_Required task_
Wherever "text" appears in a line, copy that line.

_The data_
________________

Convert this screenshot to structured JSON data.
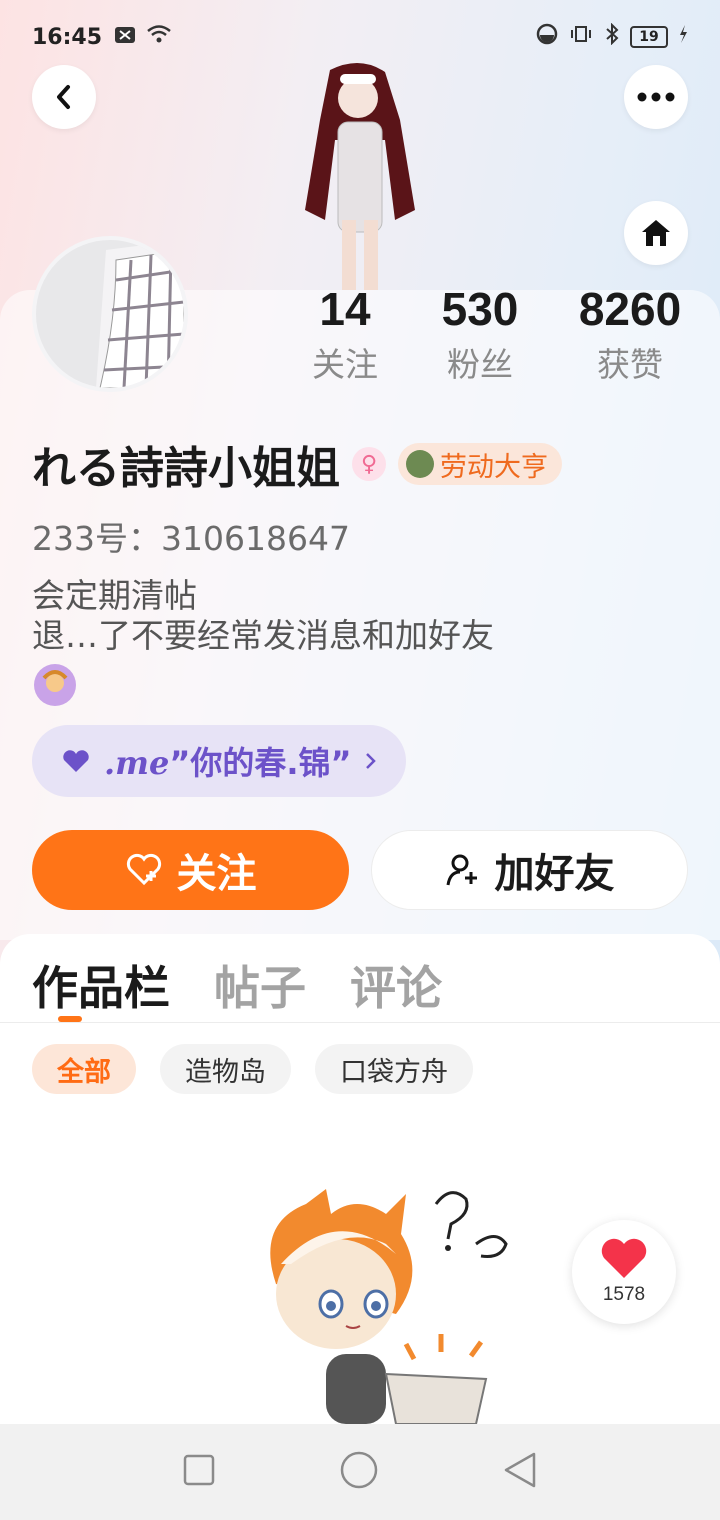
{
  "status_bar": {
    "time": "16:45",
    "battery": "19"
  },
  "profile": {
    "stats": [
      {
        "value": "14",
        "label": "关注"
      },
      {
        "value": "530",
        "label": "粉丝"
      },
      {
        "value": "8260",
        "label": "获赞"
      }
    ],
    "username": "れる詩詩小姐姐",
    "title_badge": "劳动大亨",
    "uid": "233号：310618647",
    "bio_lines": [
      "会定期清帖",
      "退…了不要经常发消息和加好友"
    ],
    "me_tag": {
      "prefix": ".me",
      "text": "”你的春.锦”"
    }
  },
  "actions": {
    "follow_label": "关注",
    "add_friend_label": "加好友"
  },
  "tabs": [
    {
      "label": "作品栏",
      "active": true
    },
    {
      "label": "帖子",
      "active": false
    },
    {
      "label": "评论",
      "active": false
    }
  ],
  "filters": [
    {
      "label": "全部",
      "active": true
    },
    {
      "label": "造物岛",
      "active": false
    },
    {
      "label": "口袋方舟",
      "active": false
    }
  ],
  "like_fab": {
    "count": "1578"
  },
  "colors": {
    "accent": "#ff7417",
    "me_tag": "#6c52c9"
  }
}
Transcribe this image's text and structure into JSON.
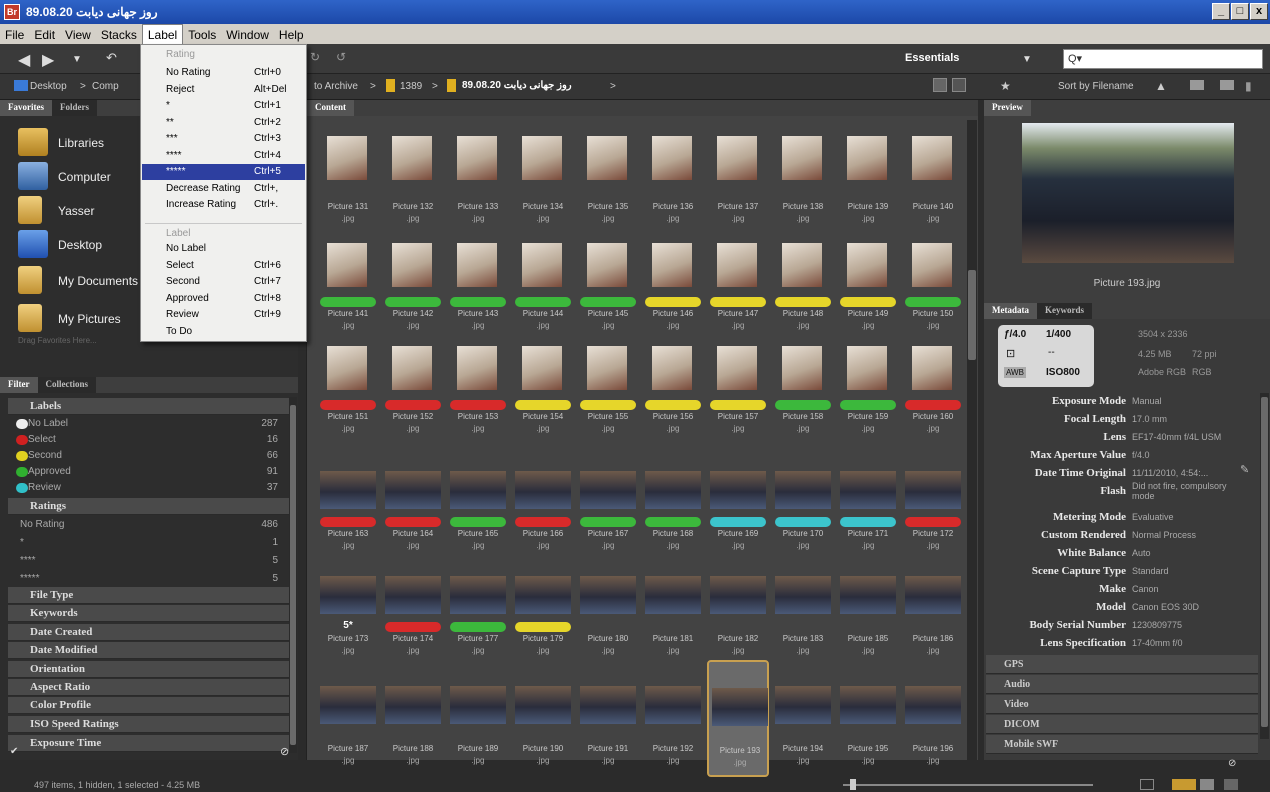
{
  "window": {
    "title": "روز جهانی دیابت 89.08.20",
    "icon": "Br",
    "minimize": "_",
    "maximize": "□",
    "close": "x"
  },
  "menubar": {
    "items": [
      "File",
      "Edit",
      "View",
      "Stacks",
      "Label",
      "Tools",
      "Window",
      "Help"
    ]
  },
  "toolbar": {
    "workspace": "Essentials",
    "search_placeholder": "Q▾"
  },
  "path": {
    "items": [
      "Desktop",
      "Comp",
      "to Archive",
      "1389",
      "89.08.20 روز جهانی دیابت"
    ],
    "sort": "Sort by Filename"
  },
  "label_menu": {
    "rating_header": "Rating",
    "items": [
      {
        "label": "No Rating",
        "shortcut": "Ctrl+0"
      },
      {
        "label": "Reject",
        "shortcut": "Alt+Del"
      },
      {
        "label": "*",
        "shortcut": "Ctrl+1"
      },
      {
        "label": "**",
        "shortcut": "Ctrl+2"
      },
      {
        "label": "***",
        "shortcut": "Ctrl+3"
      },
      {
        "label": "****",
        "shortcut": "Ctrl+4"
      },
      {
        "label": "*****",
        "shortcut": "Ctrl+5"
      },
      {
        "label": "Decrease Rating",
        "shortcut": "Ctrl+,"
      },
      {
        "label": "Increase Rating",
        "shortcut": "Ctrl+."
      }
    ],
    "label_header": "Label",
    "label_items": [
      {
        "label": "No Label",
        "shortcut": ""
      },
      {
        "label": "Select",
        "shortcut": "Ctrl+6"
      },
      {
        "label": "Second",
        "shortcut": "Ctrl+7"
      },
      {
        "label": "Approved",
        "shortcut": "Ctrl+8"
      },
      {
        "label": "Review",
        "shortcut": "Ctrl+9"
      },
      {
        "label": "To Do",
        "shortcut": ""
      }
    ]
  },
  "favorites": {
    "tabs": [
      "Favorites",
      "Folders"
    ],
    "items": [
      "Libraries",
      "Computer",
      "Yasser",
      "Desktop",
      "My Documents",
      "My Pictures"
    ],
    "hint": "Drag Favorites Here..."
  },
  "filter": {
    "tabs": [
      "Filter",
      "Collections"
    ],
    "labels_header": "Labels",
    "labels": [
      {
        "name": "No Label",
        "count": "287",
        "color": "#ffffff"
      },
      {
        "name": "Select",
        "count": "16",
        "color": "#d02020"
      },
      {
        "name": "Second",
        "count": "66",
        "color": "#e0d020"
      },
      {
        "name": "Approved",
        "count": "91",
        "color": "#30b030"
      },
      {
        "name": "Review",
        "count": "37",
        "color": "#30c0c8"
      }
    ],
    "ratings_header": "Ratings",
    "ratings": [
      {
        "name": "No Rating",
        "count": "486"
      },
      {
        "name": "*",
        "count": "1"
      },
      {
        "name": "****",
        "count": "5"
      },
      {
        "name": "*****",
        "count": "5"
      }
    ],
    "sections": [
      "File Type",
      "Keywords",
      "Date Created",
      "Date Modified",
      "Orientation",
      "Aspect Ratio",
      "Color Profile",
      "ISO Speed Ratings",
      "Exposure Time"
    ]
  },
  "content": {
    "tab": "Content",
    "rows": [
      {
        "names": [
          "Picture 131",
          "Picture 132",
          "Picture 133",
          "Picture 134",
          "Picture 135",
          "Picture 136",
          "Picture 137",
          "Picture 138",
          "Picture 139",
          "Picture 140"
        ],
        "labels": [
          "",
          "",
          "",
          "",
          "",
          "",
          "",
          "",
          "",
          ""
        ],
        "wide": false
      },
      {
        "names": [
          "Picture 141",
          "Picture 142",
          "Picture 143",
          "Picture 144",
          "Picture 145",
          "Picture 146",
          "Picture 147",
          "Picture 148",
          "Picture 149",
          "Picture 150"
        ],
        "labels": [
          "#3cb83c",
          "#3cb83c",
          "#3cb83c",
          "#3cb83c",
          "#3cb83c",
          "#e6d62a",
          "#e6d62a",
          "#e6d62a",
          "#e6d62a",
          "#3cb83c"
        ],
        "wide": false
      },
      {
        "names": [
          "Picture 151",
          "Picture 152",
          "Picture 153",
          "Picture 154",
          "Picture 155",
          "Picture 156",
          "Picture 157",
          "Picture 158",
          "Picture 159",
          "Picture 160"
        ],
        "labels": [
          "#d82a2a",
          "#d82a2a",
          "#d82a2a",
          "#e6d62a",
          "#e6d62a",
          "#e6d62a",
          "#e6d62a",
          "#3cb83c",
          "#3cb83c",
          "#d82a2a"
        ],
        "wide": false
      },
      {
        "names": [
          "Picture 163",
          "Picture 164",
          "Picture 165",
          "Picture 166",
          "Picture 167",
          "Picture 168",
          "Picture 169",
          "Picture 170",
          "Picture 171",
          "Picture 172"
        ],
        "labels": [
          "#d82a2a",
          "#d82a2a",
          "#3cb83c",
          "#d82a2a",
          "#3cb83c",
          "#3cb83c",
          "#3cc4cc",
          "#3cc4cc",
          "#3cc4cc",
          "#d82a2a"
        ],
        "wide": true
      },
      {
        "names": [
          "Picture 173",
          "Picture 174",
          "Picture 177",
          "Picture 179",
          "Picture 180",
          "Picture 181",
          "Picture 182",
          "Picture 183",
          "Picture 185",
          "Picture 186"
        ],
        "labels": [
          "",
          "#d82a2a",
          "#3cb83c",
          "#e6d62a",
          "",
          "",
          "",
          "",
          "",
          ""
        ],
        "wide": true,
        "stars": "5*"
      },
      {
        "names": [
          "Picture 187",
          "Picture 188",
          "Picture 189",
          "Picture 190",
          "Picture 191",
          "Picture 192",
          "Picture 193",
          "Picture 194",
          "Picture 195",
          "Picture 196"
        ],
        "labels": [
          "",
          "",
          "",
          "",
          "",
          "",
          "",
          "",
          "",
          ""
        ],
        "wide": true,
        "selected": 6
      }
    ],
    "ext": ".jpg"
  },
  "preview": {
    "tab": "Preview",
    "filename": "Picture 193.jpg"
  },
  "metadata": {
    "tabs": [
      "Metadata",
      "Keywords"
    ],
    "aperture": "ƒ/4.0",
    "shutter": "1/400",
    "metering": "--",
    "iso": "ISO800",
    "dimensions": "3504 x 2336",
    "size": "4.25 MB",
    "ppi": "72 ppi",
    "colorspace": "Adobe RGB",
    "mode": "RGB",
    "fields": [
      {
        "k": "Exposure Mode",
        "v": "Manual"
      },
      {
        "k": "Focal Length",
        "v": "17.0 mm"
      },
      {
        "k": "Lens",
        "v": "EF17-40mm f/4L USM"
      },
      {
        "k": "Max Aperture Value",
        "v": "f/4.0"
      },
      {
        "k": "Date Time Original",
        "v": "11/11/2010, 4:54:..."
      },
      {
        "k": "Flash",
        "v": "Did not fire, compulsory mode"
      },
      {
        "k": "Metering Mode",
        "v": "Evaluative"
      },
      {
        "k": "Custom Rendered",
        "v": "Normal Process"
      },
      {
        "k": "White Balance",
        "v": "Auto"
      },
      {
        "k": "Scene Capture Type",
        "v": "Standard"
      },
      {
        "k": "Make",
        "v": "Canon"
      },
      {
        "k": "Model",
        "v": "Canon EOS 30D"
      },
      {
        "k": "Body Serial Number",
        "v": "1230809775"
      },
      {
        "k": "Lens Specification",
        "v": "17-40mm f/0"
      }
    ],
    "sections": [
      "GPS",
      "Audio",
      "Video",
      "DICOM",
      "Mobile SWF"
    ]
  },
  "status": {
    "text": "497 items, 1 hidden, 1 selected - 4.25 MB"
  }
}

________________

_Complete output_
      "text": "”你的春.锦”"
Transcribe this image's text and structure into JSON.
    "text": "497 items, 1 hidden, 1 selected - 4.25 MB"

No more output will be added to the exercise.